Fun facts about Islamic law

The last item on my summer reading list was Knut S. Vikør’s Between God and the Sultan, a survey of Islamic law. It provided a less partisan counterpoint to Hallaq’s work, which had been my primary source of information previously (aside from the segments on Shari’a in Hodgson). Some very general points that I found particularly interesting or salient:

  • Classical Shari’a was never a standard code of law that can simply be applied — instead, it was an attempt to discern the ultimately unformulable perfect divine law that only God knows. Hence the practice of law grows directly out of the radical monotheism of Islam, which denies any commensurability between God and humanity.
  • In classical Shari’a, law was independent of the state in a way we can’t really imagine today. While the sultan or other ruler was required to administer some punishments, the practice of Shari’a law was monopolized by a self-selecting group of scholars.
  • At the same time, Shari’a was never the “only” form of law — the sultan and police often ran their own courts, which were much more flexible and practical in certain instances (because the burden of proof for securing a criminal conviction in Shari’a is extremely high, so that even obviously guilty individuals may wind up going free).
  • Classical Shari’a only arose centuries after the rise of Islam, as a practical solution to political conflicts at that time (namely, a trans-national Islamic community divided into smaller political units). Law was practiced differently in Islam before that, and presumably it would also be legitimate to practice law differently after that (as is in fact the case in virtually all Islamic countries).
  • Classical Shari’a was never any one thing — even in its most established form, it stabilized into four different schools of law, within each of which there was still room for debate.
  • The social conditions that produced classical Shari’a have been irrevocably altered. No modern state — even Iran — is likely to concede its monopoly on law to a group of self-selecting scholars. (The one arguable exception is Saudi Arabia, which was never colonized and hence maintains some level of continuity with pre-modern Shari’a practices.)
  • In contemporary parlance, “Shari’a” has more often served as a rallying cry than as a concrete proposal, and attempts at literalism have ironically enshrined some of the most severe punishments as “Shari’a” when they were actually little used and significantly ameliorated in classical Shari’a.

[Stored entries]
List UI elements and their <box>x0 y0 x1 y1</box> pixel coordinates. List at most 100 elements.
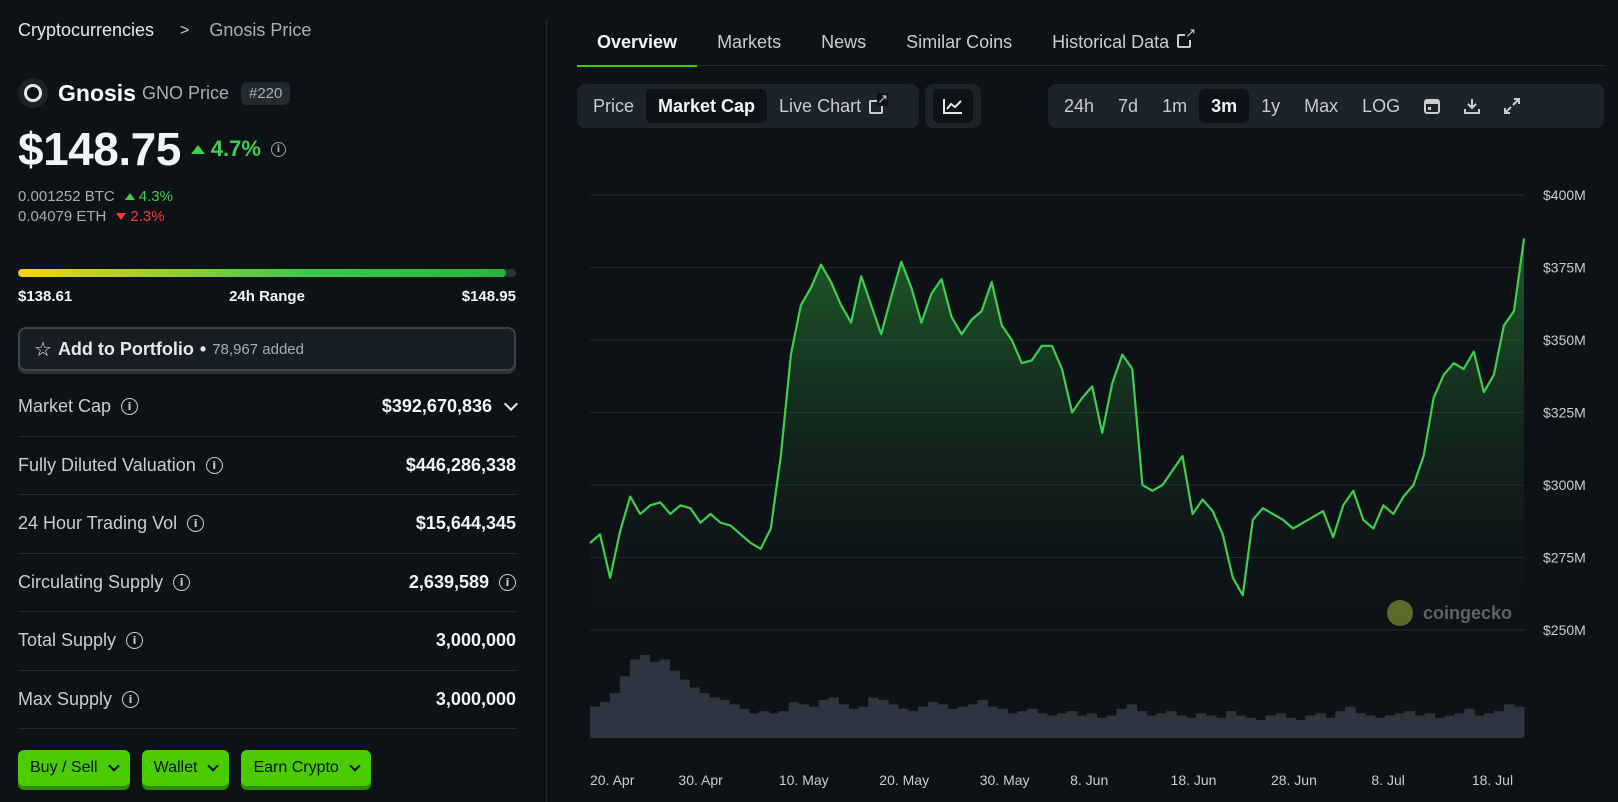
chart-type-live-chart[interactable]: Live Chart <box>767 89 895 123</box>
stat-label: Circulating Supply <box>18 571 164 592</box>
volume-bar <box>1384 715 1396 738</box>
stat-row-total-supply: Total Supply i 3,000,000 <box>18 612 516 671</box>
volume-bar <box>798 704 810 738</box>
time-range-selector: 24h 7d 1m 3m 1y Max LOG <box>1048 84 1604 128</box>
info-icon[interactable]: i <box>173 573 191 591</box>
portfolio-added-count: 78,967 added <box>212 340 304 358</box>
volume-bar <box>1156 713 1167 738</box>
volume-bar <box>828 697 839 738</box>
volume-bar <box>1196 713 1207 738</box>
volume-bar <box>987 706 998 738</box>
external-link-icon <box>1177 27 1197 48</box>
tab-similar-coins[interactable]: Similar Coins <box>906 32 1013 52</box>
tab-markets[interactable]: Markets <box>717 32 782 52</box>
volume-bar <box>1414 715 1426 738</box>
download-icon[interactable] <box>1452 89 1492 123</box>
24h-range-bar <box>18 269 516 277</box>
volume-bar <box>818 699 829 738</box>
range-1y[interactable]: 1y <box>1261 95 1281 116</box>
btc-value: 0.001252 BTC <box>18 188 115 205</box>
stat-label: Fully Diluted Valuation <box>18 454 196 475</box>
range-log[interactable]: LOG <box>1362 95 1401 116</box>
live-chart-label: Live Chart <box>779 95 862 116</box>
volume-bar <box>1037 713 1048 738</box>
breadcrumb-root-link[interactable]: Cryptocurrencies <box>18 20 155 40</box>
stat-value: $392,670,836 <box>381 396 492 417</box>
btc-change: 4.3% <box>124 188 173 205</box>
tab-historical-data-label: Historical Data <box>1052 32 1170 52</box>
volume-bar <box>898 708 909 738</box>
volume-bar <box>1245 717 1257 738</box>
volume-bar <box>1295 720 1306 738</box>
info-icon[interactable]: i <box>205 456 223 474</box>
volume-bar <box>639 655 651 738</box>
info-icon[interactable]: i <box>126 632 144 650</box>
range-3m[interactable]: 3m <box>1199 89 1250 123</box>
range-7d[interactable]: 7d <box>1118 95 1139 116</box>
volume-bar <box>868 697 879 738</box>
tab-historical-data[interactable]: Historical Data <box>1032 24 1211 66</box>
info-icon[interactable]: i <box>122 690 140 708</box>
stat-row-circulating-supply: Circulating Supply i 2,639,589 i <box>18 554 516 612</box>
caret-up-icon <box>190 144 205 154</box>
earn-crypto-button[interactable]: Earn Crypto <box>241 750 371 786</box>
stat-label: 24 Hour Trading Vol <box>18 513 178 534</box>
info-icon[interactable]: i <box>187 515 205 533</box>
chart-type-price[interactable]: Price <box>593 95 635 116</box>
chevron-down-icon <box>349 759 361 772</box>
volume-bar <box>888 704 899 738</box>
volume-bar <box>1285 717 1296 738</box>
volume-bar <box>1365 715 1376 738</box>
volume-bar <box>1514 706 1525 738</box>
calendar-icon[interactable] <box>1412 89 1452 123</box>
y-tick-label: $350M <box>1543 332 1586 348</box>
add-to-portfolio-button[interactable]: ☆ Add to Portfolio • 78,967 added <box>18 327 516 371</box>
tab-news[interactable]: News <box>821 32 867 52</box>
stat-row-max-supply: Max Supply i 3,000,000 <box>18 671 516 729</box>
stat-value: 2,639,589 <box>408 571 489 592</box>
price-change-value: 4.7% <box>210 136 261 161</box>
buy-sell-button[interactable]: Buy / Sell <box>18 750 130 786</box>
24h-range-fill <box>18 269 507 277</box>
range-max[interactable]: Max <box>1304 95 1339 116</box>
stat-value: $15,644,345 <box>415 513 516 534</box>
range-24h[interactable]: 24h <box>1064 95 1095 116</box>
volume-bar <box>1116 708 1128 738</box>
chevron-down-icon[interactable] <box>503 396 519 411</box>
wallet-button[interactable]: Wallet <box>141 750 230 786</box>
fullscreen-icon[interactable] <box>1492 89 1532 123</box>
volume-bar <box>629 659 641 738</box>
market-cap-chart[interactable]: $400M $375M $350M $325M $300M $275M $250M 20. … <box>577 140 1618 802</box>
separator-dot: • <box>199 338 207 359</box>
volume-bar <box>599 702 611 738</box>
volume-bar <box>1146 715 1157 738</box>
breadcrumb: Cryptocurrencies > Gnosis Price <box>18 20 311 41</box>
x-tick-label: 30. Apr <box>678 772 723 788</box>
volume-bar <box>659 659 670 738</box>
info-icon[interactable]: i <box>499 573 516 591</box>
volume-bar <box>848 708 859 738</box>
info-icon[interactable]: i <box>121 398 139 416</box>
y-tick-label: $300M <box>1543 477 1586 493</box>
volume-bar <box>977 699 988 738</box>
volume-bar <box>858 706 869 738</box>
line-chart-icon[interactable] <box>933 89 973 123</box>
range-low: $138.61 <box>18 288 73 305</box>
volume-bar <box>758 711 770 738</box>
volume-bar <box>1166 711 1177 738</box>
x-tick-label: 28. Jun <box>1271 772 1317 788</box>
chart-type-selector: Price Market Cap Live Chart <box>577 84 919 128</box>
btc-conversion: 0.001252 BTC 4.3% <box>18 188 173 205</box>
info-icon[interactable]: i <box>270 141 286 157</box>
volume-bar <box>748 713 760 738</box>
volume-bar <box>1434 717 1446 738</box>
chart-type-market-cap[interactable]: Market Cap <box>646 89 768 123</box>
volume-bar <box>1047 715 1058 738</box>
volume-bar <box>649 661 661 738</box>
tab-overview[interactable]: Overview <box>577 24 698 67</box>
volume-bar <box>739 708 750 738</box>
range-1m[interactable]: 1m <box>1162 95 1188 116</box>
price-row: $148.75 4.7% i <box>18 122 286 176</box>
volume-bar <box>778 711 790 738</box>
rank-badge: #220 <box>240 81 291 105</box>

> [REQUIREMENTS]:
Pick up the post on Islamic law after its final bullet point and write the next part.

> [RESULT]:
  • The emphasis on the “worst” provisions of “Shari’a” often has more to do with an attempt to differentiate Islam from the West than with any substantive commitment to (or even knowledge of) Shari’a law as it was actually practiced in pre-modern times.

tl;dr: The system of classical Shari’a law is fascinating, but it would be impossible to restore it in the modern world. People who claim to be doing so are not in fact doing so.

8 thoughts on “Fun facts about Islamic law

  1. I hope I am not overdoing it with the comments, but this reminded me of Mourad’s fascinating discussion of Shari’a in the NLR: http://newleftreview.org/II/86/suleiman-mourad-riddles-of-the-book

    “Part of the reason why there is so much chaos in the Muslim world today is because most people don’t know what Shari‘a is. For there is no one Islamic Shari‘a—each school of law defined its own, and you were a Muslim according to the Shari‘a of this school.”

  2. Vikør’s book is one of those that has sat on my shelf for a few years, but has not yet been read. If the above points are his arguments, I would argue that there are major problems with points 2 and 4.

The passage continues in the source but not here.